Work to do:
Give all of the lines again, with nothing added or dropped.

Stored records:

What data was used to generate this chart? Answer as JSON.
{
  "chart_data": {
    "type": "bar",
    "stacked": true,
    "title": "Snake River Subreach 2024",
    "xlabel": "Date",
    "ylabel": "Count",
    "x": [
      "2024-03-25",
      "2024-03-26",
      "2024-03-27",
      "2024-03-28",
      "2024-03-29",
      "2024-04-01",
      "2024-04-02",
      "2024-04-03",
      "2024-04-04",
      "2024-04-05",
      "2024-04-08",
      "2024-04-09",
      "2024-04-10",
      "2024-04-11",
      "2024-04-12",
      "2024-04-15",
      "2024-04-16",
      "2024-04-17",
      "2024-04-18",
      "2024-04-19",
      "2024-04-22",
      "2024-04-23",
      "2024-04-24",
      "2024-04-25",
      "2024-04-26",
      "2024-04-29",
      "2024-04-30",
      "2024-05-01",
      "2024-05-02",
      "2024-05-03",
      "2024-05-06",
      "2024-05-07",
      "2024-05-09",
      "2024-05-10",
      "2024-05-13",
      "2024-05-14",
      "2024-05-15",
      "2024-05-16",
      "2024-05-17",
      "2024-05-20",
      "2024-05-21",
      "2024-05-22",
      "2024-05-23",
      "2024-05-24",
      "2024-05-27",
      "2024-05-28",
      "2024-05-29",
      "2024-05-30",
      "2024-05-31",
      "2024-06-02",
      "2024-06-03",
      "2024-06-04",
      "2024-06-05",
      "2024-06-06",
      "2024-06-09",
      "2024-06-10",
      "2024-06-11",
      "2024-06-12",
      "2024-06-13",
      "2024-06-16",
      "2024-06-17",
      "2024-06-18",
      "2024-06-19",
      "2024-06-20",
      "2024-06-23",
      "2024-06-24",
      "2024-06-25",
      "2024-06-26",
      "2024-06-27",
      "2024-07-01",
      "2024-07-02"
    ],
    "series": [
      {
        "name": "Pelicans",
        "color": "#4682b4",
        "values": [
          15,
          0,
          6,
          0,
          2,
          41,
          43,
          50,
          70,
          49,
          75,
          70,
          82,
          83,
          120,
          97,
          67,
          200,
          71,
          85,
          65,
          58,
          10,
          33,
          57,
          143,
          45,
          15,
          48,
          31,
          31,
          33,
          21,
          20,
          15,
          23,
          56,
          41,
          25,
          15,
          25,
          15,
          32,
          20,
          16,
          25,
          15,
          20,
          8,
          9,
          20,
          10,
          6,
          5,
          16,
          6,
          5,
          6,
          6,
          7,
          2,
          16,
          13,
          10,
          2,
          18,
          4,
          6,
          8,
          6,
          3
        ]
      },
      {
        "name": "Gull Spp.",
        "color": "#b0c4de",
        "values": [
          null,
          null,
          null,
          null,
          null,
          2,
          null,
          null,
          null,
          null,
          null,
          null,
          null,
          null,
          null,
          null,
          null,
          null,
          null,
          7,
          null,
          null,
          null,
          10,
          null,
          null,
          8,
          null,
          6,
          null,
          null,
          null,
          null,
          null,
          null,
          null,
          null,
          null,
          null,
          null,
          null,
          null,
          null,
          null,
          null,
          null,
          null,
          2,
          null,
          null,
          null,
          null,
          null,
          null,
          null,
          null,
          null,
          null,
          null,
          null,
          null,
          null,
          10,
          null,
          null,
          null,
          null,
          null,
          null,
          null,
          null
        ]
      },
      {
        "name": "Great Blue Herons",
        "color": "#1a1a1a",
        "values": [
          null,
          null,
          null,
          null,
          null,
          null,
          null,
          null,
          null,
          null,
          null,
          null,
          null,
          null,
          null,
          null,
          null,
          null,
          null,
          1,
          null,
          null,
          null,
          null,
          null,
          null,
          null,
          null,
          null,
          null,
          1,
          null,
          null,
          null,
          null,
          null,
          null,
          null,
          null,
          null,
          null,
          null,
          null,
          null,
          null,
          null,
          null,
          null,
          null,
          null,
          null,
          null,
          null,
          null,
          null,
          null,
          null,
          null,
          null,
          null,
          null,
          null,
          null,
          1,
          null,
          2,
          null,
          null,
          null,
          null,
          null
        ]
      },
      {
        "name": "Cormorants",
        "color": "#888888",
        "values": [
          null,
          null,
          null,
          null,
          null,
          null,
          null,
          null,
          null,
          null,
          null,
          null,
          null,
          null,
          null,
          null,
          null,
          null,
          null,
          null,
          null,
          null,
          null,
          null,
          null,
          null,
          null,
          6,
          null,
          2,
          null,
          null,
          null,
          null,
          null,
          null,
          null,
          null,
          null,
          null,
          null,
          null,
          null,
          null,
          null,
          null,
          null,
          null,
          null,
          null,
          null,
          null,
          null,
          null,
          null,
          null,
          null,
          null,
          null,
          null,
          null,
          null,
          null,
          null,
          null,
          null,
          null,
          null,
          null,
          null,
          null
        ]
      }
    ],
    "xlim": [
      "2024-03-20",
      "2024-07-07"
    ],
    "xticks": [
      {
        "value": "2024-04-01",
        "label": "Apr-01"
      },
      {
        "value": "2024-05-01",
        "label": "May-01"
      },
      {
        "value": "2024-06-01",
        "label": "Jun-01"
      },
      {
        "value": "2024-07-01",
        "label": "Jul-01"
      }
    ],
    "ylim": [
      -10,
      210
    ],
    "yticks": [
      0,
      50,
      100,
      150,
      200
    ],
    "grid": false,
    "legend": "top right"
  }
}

Result for this exercise:
What data was used to generate this chart? Answer as JSON.
{
  "chart_data": {
    "type": "bar",
    "stacked": true,
    "title": "Snake River Subreach 2024",
    "xlabel": "Date",
    "ylabel": "Count",
    "x": [
      "2024-03-25",
      "2024-03-26",
      "2024-03-27",
      "2024-03-28",
      "2024-03-29",
      "2024-04-01",
      "2024-04-02",
      "2024-04-03",
      "2024-04-04",
      "2024-04-05",
      "2024-04-08",
      "2024-04-09",
      "2024-04-10",
      "2024-04-11",
      "2024-04-12",
      "2024-04-15",
      "2024-04-16",
      "2024-04-17",
      "2024-04-18",
      "2024-04-19",
      "2024-04-22",
      "2024-04-23",
      "2024-04-24",
      "2024-04-25",
      "2024-04-26",
      "2024-04-29",
      "2024-04-30",
      "2024-05-01",
      "2024-05-02",
      "2024-05-03",
      "2024-05-06",
      "2024-05-07",
      "2024-05-09",
      "2024-05-10",
      "2024-05-13",
      "2024-05-14",
      "2024-05-15",
      "2024-05-16",
      "2024-05-17",
      "2024-05-20",
      "2024-05-21",
      "2024-05-22",
      "2024-05-23",
      "2024-05-24",
      "2024-05-27",
      "2024-05-28",
      "2024-05-29",
      "2024-05-30",
      "2024-05-31",
      "2024-06-02",
      "2024-06-03",
      "2024-06-04",
      "2024-06-05",
      "2024-06-06",
      "2024-06-09",
      "2024-06-10",
      "2024-06-11",
      "2024-06-12",
      "2024-06-13",
      "2024-06-16",
      "2024-06-17",
      "2024-06-18",
      "2024-06-19",
      "2024-06-20",
      "2024-06-23",
      "2024-06-24",
      "2024-06-25",
      "2024-06-26",
      "2024-06-27",
      "2024-07-01",
      "2024-07-02"
    ],
    "series": [
      {
        "name": "Pelicans",
        "color": "#4682b4",
        "values": [
          15,
          0,
          6,
          0,
          2,
          41,
          43,
          50,
          70,
          49,
          75,
          70,
          82,
          83,
          120,
          97,
          67,
          200,
          71,
          85,
          65,
          58,
          10,
          33,
          57,
          143,
          45,
          15,
          48,
          31,
          31,
          33,
          21,
          20,
          15,
          23,
          56,
          41,
          25,
          15,
          25,
          15,
          32,
          20,
          16,
          25,
          15,
          20,
          8,
          9,
          20,
          10,
          6,
          5,
          16,
          6,
          5,
          6,
          6,
          7,
          2,
          16,
          13,
          10,
          2,
          18,
          4,
          6,
          8,
          6,
          3
        ]
      },
      {
        "name": "Gull Spp.",
        "color": "#b0c4de",
        "values": [
          null,
          null,
          null,
          null,
          null,
          2,
          null,
          null,
          null,
          null,
          null,
          null,
          null,
          null,
          null,
          null,
          null,
          null,
          null,
          7,
          null,
          null,
          null,
          10,
          null,
          null,
          8,
          null,
          6,
          null,
          null,
          null,
          null,
          null,
          null,
          null,
          null,
          null,
          null,
          null,
          null,
          null,
          null,
          null,
          null,
          null,
          null,
          2,
          null,
          null,
          null,
          null,
          null,
          null,
          null,
          null,
          null,
          null,
          null,
          null,
          null,
          null,
          10,
          null,
          null,
          null,
          null,
          null,
          null,
          null,
          null
        ]
      },
      {
        "name": "Great Blue Herons",
        "color": "#1a1a1a",
        "values": [
          null,
          null,
          null,
          null,
          null,
          null,
          null,
          null,
          null,
          null,
          null,
          null,
          null,
          null,
          null,
          null,
          null,
          null,
          null,
          1,
          null,
          null,
          null,
          null,
          null,
          null,
          null,
          null,
          null,
          null,
          1,
          null,
          null,
          null,
          null,
          null,
          null,
          null,
          null,
          null,
          null,
          null,
          null,
          null,
          null,
          null,
          null,
          null,
          null,
          null,
          null,
          null,
          null,
          null,
          null,
          null,
          null,
          null,
          null,
          null,
          null,
          null,
          null,
          1,
          null,
          2,
          null,
          null,
          null,
          null,
          null
        ]
      },
      {
        "name": "Cormorants",
        "color": "#888888",
        "values": [
          null,
          null,
          null,
          null,
          null,
          null,
          null,
          null,
          null,
          null,
          null,
          null,
          null,
          null,
          null,
          null,
          null,
          null,
          null,
          null,
          null,
          null,
          null,
          null,
          null,
          null,
          null,
          6,
          null,
          2,
          null,
          null,
          null,
          null,
          null,
          null,
          null,
          null,
          null,
          null,
          null,
          null,
          null,
          null,
          null,
          null,
          null,
          null,
          null,
          null,
          null,
          null,
          null,
          null,
          null,
          null,
          null,
          null,
          null,
          null,
          null,
          null,
          null,
          null,
          null,
          null,
          null,
          null,
          null,
          null,
          null
        ]
      }
    ],
    "xlim": [
      "2024-03-20",
      "2024-07-07"
    ],
    "xticks": [
      {
        "value": "2024-04-01",
        "label": "Apr-01"
      },
      {
        "value": "2024-05-01",
        "label": "May-01"
      },
      {
        "value": "2024-06-01",
        "label": "Jun-01"
      },
      {
        "value": "2024-07-01",
        "label": "Jul-01"
      }
    ],
    "ylim": [
      -10,
      210
    ],
    "yticks": [
      0,
      50,
      100,
      150,
      200
    ],
    "grid": false,
    "legend": "top right"
  }
}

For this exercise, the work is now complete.